Task —
Output all of the records exactly as written.

[Begin Data for the task]

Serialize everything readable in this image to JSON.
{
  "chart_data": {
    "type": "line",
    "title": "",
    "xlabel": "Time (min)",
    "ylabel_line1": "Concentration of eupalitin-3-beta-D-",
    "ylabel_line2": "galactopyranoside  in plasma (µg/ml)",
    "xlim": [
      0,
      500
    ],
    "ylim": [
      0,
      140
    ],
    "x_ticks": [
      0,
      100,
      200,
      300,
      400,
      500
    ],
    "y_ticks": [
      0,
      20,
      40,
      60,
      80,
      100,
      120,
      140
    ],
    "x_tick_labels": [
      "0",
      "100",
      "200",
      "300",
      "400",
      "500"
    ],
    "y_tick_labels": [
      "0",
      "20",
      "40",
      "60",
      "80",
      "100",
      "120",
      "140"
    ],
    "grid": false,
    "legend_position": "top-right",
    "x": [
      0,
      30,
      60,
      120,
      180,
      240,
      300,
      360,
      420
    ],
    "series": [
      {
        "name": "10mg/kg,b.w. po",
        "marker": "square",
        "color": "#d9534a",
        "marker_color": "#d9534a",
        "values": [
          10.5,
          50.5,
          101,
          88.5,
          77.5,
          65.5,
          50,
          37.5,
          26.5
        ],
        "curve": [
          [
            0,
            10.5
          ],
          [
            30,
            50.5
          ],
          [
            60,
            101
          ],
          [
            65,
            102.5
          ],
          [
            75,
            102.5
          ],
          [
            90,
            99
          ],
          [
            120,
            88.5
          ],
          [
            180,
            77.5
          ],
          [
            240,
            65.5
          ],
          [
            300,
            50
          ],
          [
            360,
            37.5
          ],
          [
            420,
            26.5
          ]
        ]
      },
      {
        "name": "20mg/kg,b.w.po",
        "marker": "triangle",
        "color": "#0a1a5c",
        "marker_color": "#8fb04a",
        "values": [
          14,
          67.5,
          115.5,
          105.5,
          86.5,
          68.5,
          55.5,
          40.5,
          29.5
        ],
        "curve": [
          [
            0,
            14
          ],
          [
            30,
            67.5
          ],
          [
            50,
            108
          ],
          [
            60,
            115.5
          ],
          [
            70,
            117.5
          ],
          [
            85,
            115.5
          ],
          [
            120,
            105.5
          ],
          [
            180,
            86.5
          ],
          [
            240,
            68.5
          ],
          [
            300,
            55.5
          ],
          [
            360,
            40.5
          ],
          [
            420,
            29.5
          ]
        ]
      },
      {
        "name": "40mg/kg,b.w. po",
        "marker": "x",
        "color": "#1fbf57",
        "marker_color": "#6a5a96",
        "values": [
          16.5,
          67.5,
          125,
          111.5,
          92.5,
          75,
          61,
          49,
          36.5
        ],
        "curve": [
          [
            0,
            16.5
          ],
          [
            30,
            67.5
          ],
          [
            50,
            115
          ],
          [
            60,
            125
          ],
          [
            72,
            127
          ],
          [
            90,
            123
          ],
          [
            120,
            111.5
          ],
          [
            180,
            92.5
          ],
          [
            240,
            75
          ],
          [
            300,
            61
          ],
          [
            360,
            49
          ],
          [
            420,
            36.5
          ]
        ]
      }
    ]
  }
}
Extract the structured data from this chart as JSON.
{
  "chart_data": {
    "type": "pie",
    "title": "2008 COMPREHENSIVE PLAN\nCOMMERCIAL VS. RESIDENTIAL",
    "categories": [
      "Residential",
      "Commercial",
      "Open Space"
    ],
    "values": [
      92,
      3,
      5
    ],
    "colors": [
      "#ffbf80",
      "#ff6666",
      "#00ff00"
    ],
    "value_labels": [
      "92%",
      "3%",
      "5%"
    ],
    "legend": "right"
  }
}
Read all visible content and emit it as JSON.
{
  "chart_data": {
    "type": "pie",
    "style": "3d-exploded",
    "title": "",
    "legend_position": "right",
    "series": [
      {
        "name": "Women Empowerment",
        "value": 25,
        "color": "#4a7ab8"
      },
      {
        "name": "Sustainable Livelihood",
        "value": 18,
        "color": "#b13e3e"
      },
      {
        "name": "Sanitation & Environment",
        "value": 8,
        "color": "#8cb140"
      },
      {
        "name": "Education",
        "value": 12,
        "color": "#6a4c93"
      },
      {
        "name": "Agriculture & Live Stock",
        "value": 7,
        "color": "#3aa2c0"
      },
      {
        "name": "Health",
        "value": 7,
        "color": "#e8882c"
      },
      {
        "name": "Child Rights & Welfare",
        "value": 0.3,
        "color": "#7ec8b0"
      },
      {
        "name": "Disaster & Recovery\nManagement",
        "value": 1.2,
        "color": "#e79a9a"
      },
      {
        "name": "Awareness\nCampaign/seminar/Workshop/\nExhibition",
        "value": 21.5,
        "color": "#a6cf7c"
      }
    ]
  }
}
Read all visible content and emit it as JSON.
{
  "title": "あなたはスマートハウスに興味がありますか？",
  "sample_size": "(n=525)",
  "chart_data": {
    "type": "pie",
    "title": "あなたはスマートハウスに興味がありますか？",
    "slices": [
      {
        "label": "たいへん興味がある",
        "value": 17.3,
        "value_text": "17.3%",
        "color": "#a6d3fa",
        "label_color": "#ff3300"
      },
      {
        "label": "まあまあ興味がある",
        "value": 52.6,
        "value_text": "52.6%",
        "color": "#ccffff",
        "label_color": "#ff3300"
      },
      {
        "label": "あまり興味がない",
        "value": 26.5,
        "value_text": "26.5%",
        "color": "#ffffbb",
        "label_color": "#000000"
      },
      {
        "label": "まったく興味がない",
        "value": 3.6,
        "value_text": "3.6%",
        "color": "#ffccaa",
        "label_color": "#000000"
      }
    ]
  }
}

[End Data for the task]

Task result —
Serialize everything readable in this image to JSON.
{
  "chart_data": {
    "type": "line",
    "title": "",
    "xlabel": "Time (min)",
    "ylabel_line1": "Concentration of eupalitin-3-beta-D-",
    "ylabel_line2": "galactopyranoside  in plasma (µg/ml)",
    "xlim": [
      0,
      500
    ],
    "ylim": [
      0,
      140
    ],
    "x_ticks": [
      0,
      100,
      200,
      300,
      400,
      500
    ],
    "y_ticks": [
      0,
      20,
      40,
      60,
      80,
      100,
      120,
      140
    ],
    "x_tick_labels": [
      "0",
      "100",
      "200",
      "300",
      "400",
      "500"
    ],
    "y_tick_labels": [
      "0",
      "20",
      "40",
      "60",
      "80",
      "100",
      "120",
      "140"
    ],
    "grid": false,
    "legend_position": "top-right",
    "x": [
      0,
      30,
      60,
      120,
      180,
      240,
      300,
      360,
      420
    ],
    "series": [
      {
        "name": "10mg/kg,b.w. po",
        "marker": "square",
        "color": "#d9534a",
        "marker_color": "#d9534a",
        "values": [
          10.5,
          50.5,
          101,
          88.5,
          77.5,
          65.5,
          50,
          37.5,
          26.5
        ],
        "curve": [
          [
            0,
            10.5
          ],
          [
            30,
            50.5
          ],
          [
            60,
            101
          ],
          [
            65,
            102.5
          ],
          [
            75,
            102.5
          ],
          [
            90,
            99
          ],
          [
            120,
            88.5
          ],
          [
            180,
            77.5
          ],
          [
            240,
            65.5
          ],
          [
            300,
            50
          ],
          [
            360,
            37.5
          ],
          [
            420,
            26.5
          ]
        ]
      },
      {
        "name": "20mg/kg,b.w.po",
        "marker": "triangle",
        "color": "#0a1a5c",
        "marker_color": "#8fb04a",
        "values": [
          14,
          67.5,
          115.5,
          105.5,
          86.5,
          68.5,
          55.5,
          40.5,
          29.5
        ],
        "curve": [
          [
            0,
            14
          ],
          [
            30,
            67.5
          ],
          [
            50,
            108
          ],
          [
            60,
            115.5
          ],
          [
            70,
            117.5
          ],
          [
            85,
            115.5
          ],
          [
            120,
            105.5
          ],
          [
            180,
            86.5
          ],
          [
            240,
            68.5
          ],
          [
            300,
            55.5
          ],
          [
            360,
            40.5
          ],
          [
            420,
            29.5
          ]
        ]
      },
      {
        "name": "40mg/kg,b.w. po",
        "marker": "x",
        "color": "#1fbf57",
        "marker_color": "#6a5a96",
        "values": [
          16.5,
          67.5,
          125,
          111.5,
          92.5,
          75,
          61,
          49,
          36.5
        ],
        "curve": [
          [
            0,
            16.5
          ],
          [
            30,
            67.5
          ],
          [
            50,
            115
          ],
          [
            60,
            125
          ],
          [
            72,
            127
          ],
          [
            90,
            123
          ],
          [
            120,
            111.5
          ],
          [
            180,
            92.5
          ],
          [
            240,
            75
          ],
          [
            300,
            61
          ],
          [
            360,
            49
          ],
          [
            420,
            36.5
          ]
        ]
      }
    ]
  }
}
Extract the structured data from this chart as JSON.
{
  "chart_data": {
    "type": "pie",
    "title": "2008 COMPREHENSIVE PLAN\nCOMMERCIAL VS. RESIDENTIAL",
    "categories": [
      "Residential",
      "Commercial",
      "Open Space"
    ],
    "values": [
      92,
      3,
      5
    ],
    "colors": [
      "#ffbf80",
      "#ff6666",
      "#00ff00"
    ],
    "value_labels": [
      "92%",
      "3%",
      "5%"
    ],
    "legend": "right"
  }
}
Read all visible content and emit it as JSON.
{
  "chart_data": {
    "type": "pie",
    "style": "3d-exploded",
    "title": "",
    "legend_position": "right",
    "series": [
      {
        "name": "Women Empowerment",
        "value": 25,
        "color": "#4a7ab8"
      },
      {
        "name": "Sustainable Livelihood",
        "value": 18,
        "color": "#b13e3e"
      },
      {
        "name": "Sanitation & Environment",
        "value": 8,
        "color": "#8cb140"
      },
      {
        "name": "Education",
        "value": 12,
        "color": "#6a4c93"
      },
      {
        "name": "Agriculture & Live Stock",
        "value": 7,
        "color": "#3aa2c0"
      },
      {
        "name": "Health",
        "value": 7,
        "color": "#e8882c"
      },
      {
        "name": "Child Rights & Welfare",
        "value": 0.3,
        "color": "#7ec8b0"
      },
      {
        "name": "Disaster & Recovery\nManagement",
        "value": 1.2,
        "color": "#e79a9a"
      },
      {
        "name": "Awareness\nCampaign/seminar/Workshop/\nExhibition",
        "value": 21.5,
        "color": "#a6cf7c"
      }
    ]
  }
}
Read all visible content and emit it as JSON.
{
  "title": "あなたはスマートハウスに興味がありますか？",
  "sample_size": "(n=525)",
  "chart_data": {
    "type": "pie",
    "title": "あなたはスマートハウスに興味がありますか？",
    "slices": [
      {
        "label": "たいへん興味がある",
        "value": 17.3,
        "value_text": "17.3%",
        "color": "#a6d3fa",
        "label_color": "#ff3300"
      },
      {
        "label": "まあまあ興味がある",
        "value": 52.6,
        "value_text": "52.6%",
        "color": "#ccffff",
        "label_color": "#ff3300"
      },
      {
        "label": "あまり興味がない",
        "value": 26.5,
        "value_text": "26.5%",
        "color": "#ffffbb",
        "label_color": "#000000"
      },
      {
        "label": "まったく興味がない",
        "value": 3.6,
        "value_text": "3.6%",
        "color": "#ffccaa",
        "label_color": "#000000"
      }
    ]
  }
}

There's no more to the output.